------ Passage given

Zulip Chat Archive

Stream: mathlib4

Topic: member of finite union is in one of the sets

Yifan Bai (Sep 29 2024 at 16:18):

How to prove the following lemma?

lemma h (t : Finset E) (O : E → Set E) : ∀ u ∈ (⋃ x ∈ t, O x), ∃ x ∈ t, u ∈ O x := by sorry

which is simply to prove the member of finite union is in one of the sets. I didn't find any given lemma in mathlib...

Daniel Weber (Sep 29 2024 at 16:21):

You can use docs#Set.mem_iUnion, or let simp apply it for you:

import Mathlib

lemma h (t : Finset E) (O : E → Set E) : ∀ u ∈ (⋃ x ∈ t, O x), ∃ x ∈ t, u ∈ O x := by
  intro u hu
  simpa using hu

Yifan Bai (Sep 29 2024 at 16:29):

Daniel Weber said:

You can use docs#Set.mem_iUnion, or let simp apply it for you:

import Mathlib

lemma h (t : Finset E) (O : E → Set E) : ∀ u ∈ (⋃ x ∈ t, O x), ∃ x ∈ t, u ∈ O x := by
  intro u hu
  simpa using hu

Thank you! Sorry for this easy problem, I'm really new at this... :sob:

Last updated: May 02 2025 at 03:31 UTC

------------
------ Rows

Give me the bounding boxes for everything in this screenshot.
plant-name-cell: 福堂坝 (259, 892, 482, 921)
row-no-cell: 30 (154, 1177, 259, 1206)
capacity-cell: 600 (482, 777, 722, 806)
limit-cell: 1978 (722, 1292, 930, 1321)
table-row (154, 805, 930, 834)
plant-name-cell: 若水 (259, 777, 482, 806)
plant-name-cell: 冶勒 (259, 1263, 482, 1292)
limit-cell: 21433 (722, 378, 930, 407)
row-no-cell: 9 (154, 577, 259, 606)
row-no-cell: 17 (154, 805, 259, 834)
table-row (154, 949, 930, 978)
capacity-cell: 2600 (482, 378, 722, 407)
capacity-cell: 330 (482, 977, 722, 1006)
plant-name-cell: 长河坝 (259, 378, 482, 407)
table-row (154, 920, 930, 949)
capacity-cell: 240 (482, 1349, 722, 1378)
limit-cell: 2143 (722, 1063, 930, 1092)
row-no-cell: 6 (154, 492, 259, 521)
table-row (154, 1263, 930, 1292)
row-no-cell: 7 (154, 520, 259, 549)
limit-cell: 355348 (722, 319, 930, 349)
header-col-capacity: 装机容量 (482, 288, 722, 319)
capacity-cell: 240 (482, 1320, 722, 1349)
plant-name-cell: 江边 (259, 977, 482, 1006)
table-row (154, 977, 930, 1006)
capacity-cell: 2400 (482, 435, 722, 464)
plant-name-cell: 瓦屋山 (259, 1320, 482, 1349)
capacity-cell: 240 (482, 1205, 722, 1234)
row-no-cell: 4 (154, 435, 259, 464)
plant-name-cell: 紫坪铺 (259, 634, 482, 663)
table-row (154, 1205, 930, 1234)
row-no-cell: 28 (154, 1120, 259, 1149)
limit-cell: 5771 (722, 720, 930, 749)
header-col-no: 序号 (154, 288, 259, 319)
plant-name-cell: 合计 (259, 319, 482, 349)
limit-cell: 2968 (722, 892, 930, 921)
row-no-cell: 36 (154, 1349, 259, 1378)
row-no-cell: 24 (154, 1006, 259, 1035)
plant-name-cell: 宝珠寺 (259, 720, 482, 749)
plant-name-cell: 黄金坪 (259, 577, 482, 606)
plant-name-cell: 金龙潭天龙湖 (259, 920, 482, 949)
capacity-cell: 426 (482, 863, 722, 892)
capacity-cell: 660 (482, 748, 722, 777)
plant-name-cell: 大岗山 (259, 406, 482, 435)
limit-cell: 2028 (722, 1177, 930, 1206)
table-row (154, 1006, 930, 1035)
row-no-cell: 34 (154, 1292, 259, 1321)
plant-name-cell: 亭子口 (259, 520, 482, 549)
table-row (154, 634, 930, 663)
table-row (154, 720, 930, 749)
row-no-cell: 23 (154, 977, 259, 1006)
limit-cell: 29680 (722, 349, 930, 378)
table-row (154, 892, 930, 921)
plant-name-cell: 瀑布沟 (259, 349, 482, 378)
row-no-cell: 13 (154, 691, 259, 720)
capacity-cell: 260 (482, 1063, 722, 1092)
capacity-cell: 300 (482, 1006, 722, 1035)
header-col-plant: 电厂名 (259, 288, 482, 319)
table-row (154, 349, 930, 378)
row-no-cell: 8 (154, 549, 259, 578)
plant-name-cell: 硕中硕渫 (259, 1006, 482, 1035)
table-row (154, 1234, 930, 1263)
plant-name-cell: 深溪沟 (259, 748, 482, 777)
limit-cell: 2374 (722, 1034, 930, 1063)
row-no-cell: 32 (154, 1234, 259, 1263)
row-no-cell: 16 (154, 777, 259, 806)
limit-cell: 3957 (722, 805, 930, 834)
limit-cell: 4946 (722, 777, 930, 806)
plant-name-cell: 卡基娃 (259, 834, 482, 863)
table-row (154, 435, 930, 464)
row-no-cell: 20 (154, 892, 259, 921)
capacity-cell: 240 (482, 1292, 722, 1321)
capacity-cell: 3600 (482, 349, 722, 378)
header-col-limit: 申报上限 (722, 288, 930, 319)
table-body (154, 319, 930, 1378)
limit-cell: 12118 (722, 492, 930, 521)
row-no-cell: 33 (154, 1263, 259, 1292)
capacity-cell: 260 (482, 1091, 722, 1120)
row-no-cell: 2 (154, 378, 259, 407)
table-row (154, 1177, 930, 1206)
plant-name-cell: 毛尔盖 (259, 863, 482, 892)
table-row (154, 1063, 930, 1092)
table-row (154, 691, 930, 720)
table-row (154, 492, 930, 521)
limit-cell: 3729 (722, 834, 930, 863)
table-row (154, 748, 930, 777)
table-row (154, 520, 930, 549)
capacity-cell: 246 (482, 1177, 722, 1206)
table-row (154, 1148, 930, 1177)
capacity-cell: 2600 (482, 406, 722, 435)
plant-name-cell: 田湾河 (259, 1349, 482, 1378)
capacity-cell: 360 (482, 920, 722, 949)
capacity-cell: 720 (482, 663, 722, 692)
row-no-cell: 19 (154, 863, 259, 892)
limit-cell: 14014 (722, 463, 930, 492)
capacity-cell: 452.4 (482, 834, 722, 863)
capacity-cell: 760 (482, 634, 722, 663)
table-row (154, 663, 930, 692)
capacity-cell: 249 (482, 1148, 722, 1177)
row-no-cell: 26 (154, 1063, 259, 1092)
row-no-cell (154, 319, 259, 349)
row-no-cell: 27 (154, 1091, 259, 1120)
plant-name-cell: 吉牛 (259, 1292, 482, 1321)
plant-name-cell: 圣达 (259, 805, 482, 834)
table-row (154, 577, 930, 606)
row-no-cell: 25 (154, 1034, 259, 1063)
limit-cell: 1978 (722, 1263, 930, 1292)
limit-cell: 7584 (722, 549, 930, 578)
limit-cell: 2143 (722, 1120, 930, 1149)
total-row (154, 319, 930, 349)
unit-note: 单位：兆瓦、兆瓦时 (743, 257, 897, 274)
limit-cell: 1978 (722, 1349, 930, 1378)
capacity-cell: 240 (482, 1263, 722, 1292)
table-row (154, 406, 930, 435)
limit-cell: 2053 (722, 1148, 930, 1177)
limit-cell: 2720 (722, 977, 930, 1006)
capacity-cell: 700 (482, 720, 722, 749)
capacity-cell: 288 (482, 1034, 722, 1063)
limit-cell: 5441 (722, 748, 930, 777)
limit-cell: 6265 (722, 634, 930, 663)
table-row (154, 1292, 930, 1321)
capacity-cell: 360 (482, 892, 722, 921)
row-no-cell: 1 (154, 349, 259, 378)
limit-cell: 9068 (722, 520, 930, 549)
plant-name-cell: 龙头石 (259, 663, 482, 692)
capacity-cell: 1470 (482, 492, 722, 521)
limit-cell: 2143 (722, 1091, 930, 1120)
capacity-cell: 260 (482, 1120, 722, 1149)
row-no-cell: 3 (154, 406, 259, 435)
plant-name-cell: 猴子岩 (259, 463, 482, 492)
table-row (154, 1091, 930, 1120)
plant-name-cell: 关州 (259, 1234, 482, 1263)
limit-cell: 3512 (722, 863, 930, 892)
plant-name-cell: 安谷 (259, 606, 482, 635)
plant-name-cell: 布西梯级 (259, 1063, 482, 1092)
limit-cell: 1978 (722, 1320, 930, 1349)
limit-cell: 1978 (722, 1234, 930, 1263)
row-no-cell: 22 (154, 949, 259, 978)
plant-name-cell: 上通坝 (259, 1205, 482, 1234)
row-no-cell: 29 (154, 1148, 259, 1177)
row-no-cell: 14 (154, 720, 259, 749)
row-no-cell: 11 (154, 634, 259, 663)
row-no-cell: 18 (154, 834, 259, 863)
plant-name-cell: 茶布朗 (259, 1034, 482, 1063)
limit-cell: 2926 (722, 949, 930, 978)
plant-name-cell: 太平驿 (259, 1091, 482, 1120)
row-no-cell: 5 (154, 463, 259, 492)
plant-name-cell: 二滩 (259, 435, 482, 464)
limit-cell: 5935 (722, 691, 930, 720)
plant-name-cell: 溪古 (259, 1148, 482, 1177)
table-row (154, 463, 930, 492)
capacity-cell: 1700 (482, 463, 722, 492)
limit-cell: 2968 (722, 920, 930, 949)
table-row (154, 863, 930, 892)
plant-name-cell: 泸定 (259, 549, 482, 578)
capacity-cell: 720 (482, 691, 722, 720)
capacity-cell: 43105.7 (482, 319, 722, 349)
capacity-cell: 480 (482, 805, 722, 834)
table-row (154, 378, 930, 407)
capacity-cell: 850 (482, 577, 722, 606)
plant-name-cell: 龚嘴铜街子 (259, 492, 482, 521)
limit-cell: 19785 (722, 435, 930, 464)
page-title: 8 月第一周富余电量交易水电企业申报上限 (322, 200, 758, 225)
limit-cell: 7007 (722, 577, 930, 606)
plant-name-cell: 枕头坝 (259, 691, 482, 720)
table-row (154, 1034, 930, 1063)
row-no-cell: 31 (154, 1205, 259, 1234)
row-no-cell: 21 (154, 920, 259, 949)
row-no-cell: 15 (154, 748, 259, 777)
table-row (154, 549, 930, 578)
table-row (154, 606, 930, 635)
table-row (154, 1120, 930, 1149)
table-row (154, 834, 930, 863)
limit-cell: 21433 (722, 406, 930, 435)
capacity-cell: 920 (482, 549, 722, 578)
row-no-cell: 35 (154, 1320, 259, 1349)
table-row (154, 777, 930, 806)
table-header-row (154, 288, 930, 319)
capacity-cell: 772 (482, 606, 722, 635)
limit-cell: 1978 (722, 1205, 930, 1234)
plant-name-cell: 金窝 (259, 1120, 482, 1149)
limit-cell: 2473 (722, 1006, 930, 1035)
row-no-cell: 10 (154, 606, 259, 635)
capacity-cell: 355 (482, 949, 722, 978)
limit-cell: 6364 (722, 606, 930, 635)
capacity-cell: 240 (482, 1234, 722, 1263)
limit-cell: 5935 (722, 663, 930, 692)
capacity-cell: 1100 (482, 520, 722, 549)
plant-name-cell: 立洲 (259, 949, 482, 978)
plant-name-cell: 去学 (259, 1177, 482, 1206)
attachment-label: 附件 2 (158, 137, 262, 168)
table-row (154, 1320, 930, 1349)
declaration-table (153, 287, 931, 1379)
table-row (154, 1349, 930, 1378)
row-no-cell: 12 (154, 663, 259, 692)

------------

> **Your objective**
From the chat thread on finite unions, set down word for word the passage between "Zulip Chat Archive" and "lemma in mathlib...", inclusive.

> **Reply to the task**
Zulip Chat Archive

Stream: mathlib4

Topic: member of finite union is in one of the sets

Yifan Bai (Sep 29 2024 at 16:18):

How to prove the following lemma?

lemma h (t : Finset E) (O : E → Set E) : ∀ u ∈ (⋃ x ∈ t, O x), ∃ x ∈ t, u ∈ O x := by sorry

which is simply to prove the member of finite union is in one of the sets. I didn't find any given lemma in mathlib...